*Quoted passage*
Here I pass separate metrics for training and validation:

train_metric: Metric
val_metric: Metric

This is because metrics have their own internal state. Although we call reset() every time, training and validation are two different statistical processes, so keeping them separate is clearer.

Now run the full template:

torch_rng = set_seed(42)
device = get_default_device()

model = nn.Sequential(
    nn.Flatten(),
    nn.Linear(28 * 28, 128),
    nn.ReLU(),
    nn.Linear(128, 10),
)
loss_fn = nn.CrossEntropyLoss()
optimizer = optim.SGD(model.parameters(), lr=0.1)

metric = MulticlassAccuracy(num_classes=10)
val_metric = MulticlassAccuracy(num_classes=10)

train_and_evaluate(
    model=model,
    train_dl=train_dl,
    val_dl=val_dl,
    loss_fn=loss_fn,
    optimizer=optimizer,
    train_metric=metric,
    val_metric=val_metric,
    metric_name='acc',
    num_epochs=5,
    device=device,
)
Epoch [1/5] | loss: 0.4695 | acc: 0.8718 | val_loss: 0.2930 | val_acc: 0.9147
Epoch [2/5] | loss: 0.2440 | acc: 0.9301 | val_loss: 0.2205 | val_acc: 0.9358
Epoch [3/5] | loss: 0.1864 | acc: 0.9466 | val_loss: 0.2073 | val_acc: 0.9368
Epoch [4/5] | loss: 0.1506 | acc: 0.9576 | val_loss: 0.1657 | val_acc: 0.9522
Epoch [5/5] | loss: 0.1268 | acc: 0.9646 | val_loss: 0.1576 | val_acc: 0.9533

If everything is normal, we should see the training loss decrease and accuracy increase.

*Aim of the task*
In the training-template passage, reproduce the part that opens with the words "Epoch [1/5] |" and closes with "and accuracy increase.", swapping "training loss" out for "validation loss".

*Extracted records*

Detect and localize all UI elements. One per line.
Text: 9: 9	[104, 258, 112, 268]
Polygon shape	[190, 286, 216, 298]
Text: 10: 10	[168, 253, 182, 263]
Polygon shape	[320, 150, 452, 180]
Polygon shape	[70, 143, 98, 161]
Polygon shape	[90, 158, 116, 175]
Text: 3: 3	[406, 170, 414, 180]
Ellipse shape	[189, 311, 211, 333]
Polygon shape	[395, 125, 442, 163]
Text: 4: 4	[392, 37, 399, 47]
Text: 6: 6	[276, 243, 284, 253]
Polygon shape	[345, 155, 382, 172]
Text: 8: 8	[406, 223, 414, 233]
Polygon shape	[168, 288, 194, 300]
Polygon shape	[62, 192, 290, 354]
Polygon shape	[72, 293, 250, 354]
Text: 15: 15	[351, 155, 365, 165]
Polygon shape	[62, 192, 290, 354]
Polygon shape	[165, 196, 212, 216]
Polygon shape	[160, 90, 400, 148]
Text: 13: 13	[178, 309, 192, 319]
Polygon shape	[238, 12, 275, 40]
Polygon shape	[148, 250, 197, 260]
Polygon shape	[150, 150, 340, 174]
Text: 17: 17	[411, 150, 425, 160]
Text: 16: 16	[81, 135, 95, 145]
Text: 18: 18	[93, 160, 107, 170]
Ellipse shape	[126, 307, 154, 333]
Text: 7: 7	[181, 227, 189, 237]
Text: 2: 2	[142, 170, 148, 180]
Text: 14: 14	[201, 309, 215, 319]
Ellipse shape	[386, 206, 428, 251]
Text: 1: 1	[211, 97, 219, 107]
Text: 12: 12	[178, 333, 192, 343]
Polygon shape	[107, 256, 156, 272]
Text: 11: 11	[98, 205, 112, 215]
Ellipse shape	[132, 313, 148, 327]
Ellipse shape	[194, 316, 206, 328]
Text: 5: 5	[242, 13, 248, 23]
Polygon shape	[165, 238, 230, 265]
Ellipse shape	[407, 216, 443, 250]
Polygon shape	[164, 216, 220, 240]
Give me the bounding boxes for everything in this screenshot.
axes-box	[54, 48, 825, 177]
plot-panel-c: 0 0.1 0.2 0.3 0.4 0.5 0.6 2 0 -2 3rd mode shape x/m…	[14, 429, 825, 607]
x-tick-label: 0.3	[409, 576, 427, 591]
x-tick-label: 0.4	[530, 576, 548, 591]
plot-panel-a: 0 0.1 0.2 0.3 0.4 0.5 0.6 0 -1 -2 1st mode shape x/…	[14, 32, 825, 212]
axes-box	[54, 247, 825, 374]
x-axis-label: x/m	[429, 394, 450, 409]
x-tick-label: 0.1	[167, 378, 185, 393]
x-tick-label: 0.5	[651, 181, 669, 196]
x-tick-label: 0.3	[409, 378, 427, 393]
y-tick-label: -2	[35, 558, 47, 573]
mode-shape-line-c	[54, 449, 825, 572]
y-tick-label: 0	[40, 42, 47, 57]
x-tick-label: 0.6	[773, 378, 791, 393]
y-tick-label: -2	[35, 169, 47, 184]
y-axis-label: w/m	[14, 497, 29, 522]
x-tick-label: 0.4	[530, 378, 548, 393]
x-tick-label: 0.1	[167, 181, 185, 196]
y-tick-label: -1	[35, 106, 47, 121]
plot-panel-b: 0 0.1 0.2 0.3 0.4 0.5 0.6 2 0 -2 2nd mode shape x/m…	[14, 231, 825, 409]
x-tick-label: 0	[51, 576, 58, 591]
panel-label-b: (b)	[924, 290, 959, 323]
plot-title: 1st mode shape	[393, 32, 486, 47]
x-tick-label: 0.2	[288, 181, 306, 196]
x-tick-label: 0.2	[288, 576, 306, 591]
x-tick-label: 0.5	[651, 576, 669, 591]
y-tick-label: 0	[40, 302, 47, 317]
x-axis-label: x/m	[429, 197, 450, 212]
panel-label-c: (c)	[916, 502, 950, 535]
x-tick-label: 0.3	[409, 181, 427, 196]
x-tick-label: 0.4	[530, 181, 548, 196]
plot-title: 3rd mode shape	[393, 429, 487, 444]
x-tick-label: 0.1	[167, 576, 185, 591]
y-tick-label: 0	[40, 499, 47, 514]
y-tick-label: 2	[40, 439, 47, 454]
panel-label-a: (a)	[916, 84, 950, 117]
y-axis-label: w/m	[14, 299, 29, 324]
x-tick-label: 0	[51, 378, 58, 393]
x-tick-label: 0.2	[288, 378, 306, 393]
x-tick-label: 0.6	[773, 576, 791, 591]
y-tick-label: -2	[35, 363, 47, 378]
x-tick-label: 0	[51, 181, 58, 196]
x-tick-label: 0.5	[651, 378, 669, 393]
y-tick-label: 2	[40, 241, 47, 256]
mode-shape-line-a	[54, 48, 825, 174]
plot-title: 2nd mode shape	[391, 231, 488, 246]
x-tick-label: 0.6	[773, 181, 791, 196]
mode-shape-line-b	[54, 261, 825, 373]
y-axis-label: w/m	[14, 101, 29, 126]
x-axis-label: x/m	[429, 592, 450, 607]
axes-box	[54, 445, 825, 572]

*Answer to this problem*
Epoch [1/5] | loss: 0.4695 | acc: 0.8718 | val_loss: 0.2930 | val_acc: 0.9147
Epoch [2/5] | loss: 0.2440 | acc: 0.9301 | val_loss: 0.2205 | val_acc: 0.9358
Epoch [3/5] | loss: 0.1864 | acc: 0.9466 | val_loss: 0.2073 | val_acc: 0.9368
Epoch [4/5] | loss: 0.1506 | acc: 0.9576 | val_loss: 0.1657 | val_acc: 0.9522
Epoch [5/5] | loss: 0.1268 | acc: 0.9646 | val_loss: 0.1576 | val_acc: 0.9533

If everything is normal, we should see the validation loss decrease and accuracy increase.